• WRITTEN EXERCISE:
Go through the records underneath and count the lines that include the string "输入如下代码". Give nothing but the number.
◆ ◆ ◆ ◆
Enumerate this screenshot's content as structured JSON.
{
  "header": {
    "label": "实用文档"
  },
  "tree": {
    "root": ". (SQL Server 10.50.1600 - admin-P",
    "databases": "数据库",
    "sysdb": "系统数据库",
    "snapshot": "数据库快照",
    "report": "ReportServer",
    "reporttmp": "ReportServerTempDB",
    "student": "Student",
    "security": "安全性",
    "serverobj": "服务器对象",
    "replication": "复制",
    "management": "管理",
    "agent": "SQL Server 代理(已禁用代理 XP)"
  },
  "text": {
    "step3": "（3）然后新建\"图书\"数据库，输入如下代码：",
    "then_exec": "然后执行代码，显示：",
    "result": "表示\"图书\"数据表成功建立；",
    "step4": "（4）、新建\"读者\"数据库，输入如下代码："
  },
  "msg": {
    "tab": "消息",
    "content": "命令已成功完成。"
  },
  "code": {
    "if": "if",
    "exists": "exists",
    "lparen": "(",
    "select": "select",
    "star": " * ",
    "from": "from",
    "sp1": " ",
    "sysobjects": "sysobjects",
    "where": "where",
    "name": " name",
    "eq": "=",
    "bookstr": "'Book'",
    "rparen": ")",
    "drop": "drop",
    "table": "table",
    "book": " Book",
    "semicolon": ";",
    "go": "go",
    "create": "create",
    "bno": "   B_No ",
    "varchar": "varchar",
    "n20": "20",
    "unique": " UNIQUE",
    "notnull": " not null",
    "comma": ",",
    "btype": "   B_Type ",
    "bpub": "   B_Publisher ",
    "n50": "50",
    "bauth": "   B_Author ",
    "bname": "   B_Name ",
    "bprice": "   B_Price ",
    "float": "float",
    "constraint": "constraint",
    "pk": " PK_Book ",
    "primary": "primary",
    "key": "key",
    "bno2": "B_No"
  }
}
◆ ◆ ◆ ◆
• SOLUTION FOR THIS PROBLEM:
2